TASK DIRECTIONS: Copy the records below, replacing each "y-tick-label" with "y-axis tick" and leaving everything else the same. Omit the pictures.

MATERIAL FOR THIS TASK:
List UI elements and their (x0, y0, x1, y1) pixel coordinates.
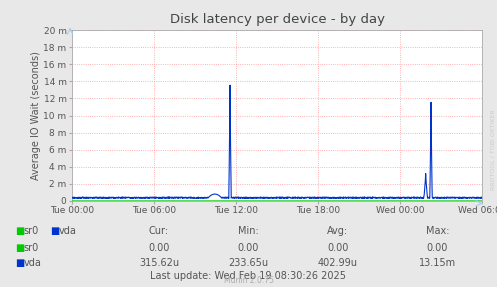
Text: vda: vda (59, 226, 77, 236)
Y-axis label: Average IO Wait (seconds): Average IO Wait (seconds) (31, 51, 41, 180)
Text: 13.15m: 13.15m (419, 258, 456, 267)
Text: sr0: sr0 (24, 243, 39, 253)
Text: ■: ■ (50, 226, 59, 236)
Text: 233.65u: 233.65u (229, 258, 268, 267)
Text: Avg:: Avg: (328, 226, 348, 236)
Text: 0.00: 0.00 (238, 243, 259, 253)
Text: 0.00: 0.00 (327, 243, 349, 253)
Text: 402.99u: 402.99u (318, 258, 358, 267)
Title: Disk latency per device - by day: Disk latency per device - by day (169, 13, 385, 26)
Text: 315.62u: 315.62u (139, 258, 179, 267)
Text: 0.00: 0.00 (148, 243, 170, 253)
Text: vda: vda (24, 258, 42, 267)
Text: ■: ■ (15, 243, 24, 253)
Text: Munin 2.0.75: Munin 2.0.75 (224, 276, 273, 285)
Text: ■: ■ (15, 226, 24, 236)
Text: Cur:: Cur: (149, 226, 169, 236)
Text: Max:: Max: (425, 226, 449, 236)
Text: Min:: Min: (238, 226, 259, 236)
Text: sr0: sr0 (24, 226, 39, 236)
Text: RRDTOOL / TOBI OETIKER: RRDTOOL / TOBI OETIKER (491, 109, 496, 190)
Text: 0.00: 0.00 (426, 243, 448, 253)
Text: Last update: Wed Feb 19 08:30:26 2025: Last update: Wed Feb 19 08:30:26 2025 (151, 271, 346, 281)
Text: ■: ■ (15, 258, 24, 267)
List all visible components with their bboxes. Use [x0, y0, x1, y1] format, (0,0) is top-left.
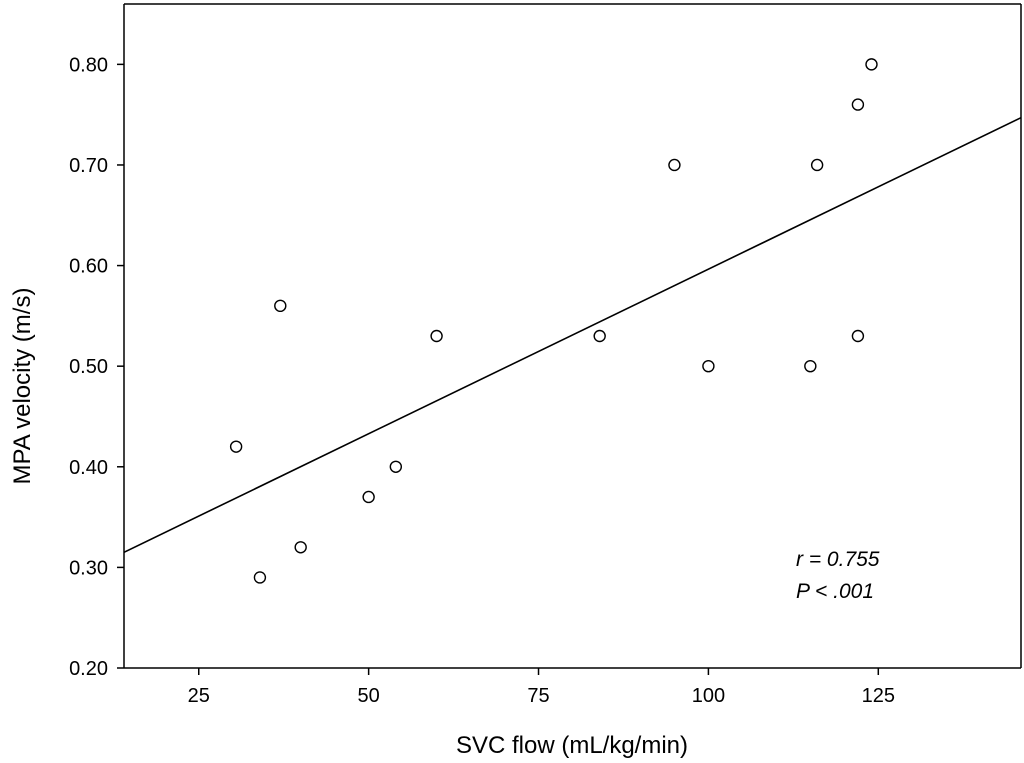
y-tick-label: 0.20	[69, 658, 108, 680]
y-tick-label: 0.60	[69, 256, 108, 278]
data-point	[389, 460, 403, 473]
data-point	[253, 571, 267, 584]
y-tick-label: 0.70	[69, 155, 108, 177]
data-point	[702, 359, 715, 373]
data-point	[229, 440, 243, 453]
x-axis-title: SVC flow (mL/kg/min)	[456, 732, 688, 759]
data-point	[851, 98, 865, 111]
data-point	[804, 359, 817, 373]
x-tick-label: 125	[862, 685, 895, 707]
data-point	[430, 329, 443, 343]
data-point	[851, 329, 865, 343]
y-axis-title: MPA velocity (m/s)	[9, 288, 36, 485]
data-point	[865, 58, 878, 71]
x-tick-label: 75	[527, 685, 549, 707]
data-point	[668, 158, 681, 172]
x-tick-label: 100	[692, 685, 725, 707]
regression-line	[123, 116, 1022, 554]
axis-ticks: 25 50 75 100 125 0.20 0.30 0.40 0.50 0.60 0.70 0.80	[69, 54, 895, 707]
y-tick-label: 0.30	[69, 557, 108, 579]
y-tick-label: 0.80	[69, 54, 108, 76]
p-value-annotation: P < .001	[796, 580, 874, 603]
data-point	[362, 490, 375, 504]
y-tick-label: 0.50	[69, 356, 108, 378]
correlation-annotation: r = 0.755	[796, 548, 880, 571]
data-point	[593, 329, 606, 343]
y-tick-label: 0.40	[69, 457, 108, 479]
regression-line-group	[123, 116, 1022, 554]
data-point	[810, 158, 824, 172]
x-tick-label: 25	[188, 685, 210, 707]
x-tick-label: 50	[358, 685, 380, 707]
data-point	[274, 299, 287, 313]
data-points	[229, 58, 878, 584]
data-point	[294, 541, 307, 554]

THE RESPONSE:
List UI elements and their (x0, y0, x1, y1) pixel coordinates.
Text: vda: vda (59, 226, 77, 236)
Y-axis label: Average IO Wait (seconds): Average IO Wait (seconds) (31, 51, 41, 180)
Text: 13.15m: 13.15m (419, 258, 456, 267)
Text: sr0: sr0 (24, 243, 39, 253)
Text: ■: ■ (50, 226, 59, 236)
Text: 233.65u: 233.65u (229, 258, 268, 267)
Text: Avg:: Avg: (328, 226, 348, 236)
Text: 0.00: 0.00 (238, 243, 259, 253)
Text: 0.00: 0.00 (327, 243, 349, 253)
Text: 402.99u: 402.99u (318, 258, 358, 267)
Title: Disk latency per device - by day: Disk latency per device - by day (169, 13, 385, 26)
Text: 315.62u: 315.62u (139, 258, 179, 267)
Text: 0.00: 0.00 (148, 243, 170, 253)
Text: vda: vda (24, 258, 42, 267)
Text: ■: ■ (15, 243, 24, 253)
Text: Munin 2.0.75: Munin 2.0.75 (224, 276, 273, 285)
Text: ■: ■ (15, 226, 24, 236)
Text: Cur:: Cur: (149, 226, 169, 236)
Text: Max:: Max: (425, 226, 449, 236)
Text: Min:: Min: (238, 226, 259, 236)
Text: sr0: sr0 (24, 226, 39, 236)
Text: RRDTOOL / TOBI OETIKER: RRDTOOL / TOBI OETIKER (491, 109, 496, 190)
Text: 0.00: 0.00 (426, 243, 448, 253)
Text: Last update: Wed Feb 19 08:30:26 2025: Last update: Wed Feb 19 08:30:26 2025 (151, 271, 346, 281)
Text: ■: ■ (15, 258, 24, 267)
List all visible components with their bboxes. Use [x0, y0, x1, y1] format, (0,0) is top-left.
y-axis tick: 0.20	[69, 658, 108, 680]
y-axis tick: 0.60	[69, 256, 108, 278]
data-point	[389, 460, 403, 473]
data-point	[253, 571, 267, 584]
y-axis tick: 0.70	[69, 155, 108, 177]
data-point	[702, 359, 715, 373]
data-point	[229, 440, 243, 453]
x-axis-title: SVC flow (mL/kg/min)	[456, 732, 688, 759]
data-point	[851, 98, 865, 111]
data-point	[804, 359, 817, 373]
x-tick-label: 125	[862, 685, 895, 707]
data-point	[430, 329, 443, 343]
data-point	[851, 329, 865, 343]
y-axis-title: MPA velocity (m/s)	[9, 288, 36, 485]
data-point	[865, 58, 878, 71]
x-tick-label: 75	[527, 685, 549, 707]
data-point	[668, 158, 681, 172]
x-tick-label: 100	[692, 685, 725, 707]
regression-line	[123, 116, 1022, 554]
axis-ticks: 25 50 75 100 125 0.20 0.30 0.40 0.50 0.60 0.70 0.80	[69, 54, 895, 707]
y-axis tick: 0.30	[69, 557, 108, 579]
y-axis tick: 0.80	[69, 54, 108, 76]
p-value-annotation: P < .001	[796, 580, 874, 603]
data-point	[362, 490, 375, 504]
y-axis tick: 0.50	[69, 356, 108, 378]
correlation-annotation: r = 0.755	[796, 548, 880, 571]
data-point	[593, 329, 606, 343]
y-axis tick: 0.40	[69, 457, 108, 479]
regression-line-group	[123, 116, 1022, 554]
data-point	[810, 158, 824, 172]
x-tick-label: 25	[188, 685, 210, 707]
x-tick-label: 50	[358, 685, 380, 707]
data-point	[274, 299, 287, 313]
data-points	[229, 58, 878, 584]
data-point	[294, 541, 307, 554]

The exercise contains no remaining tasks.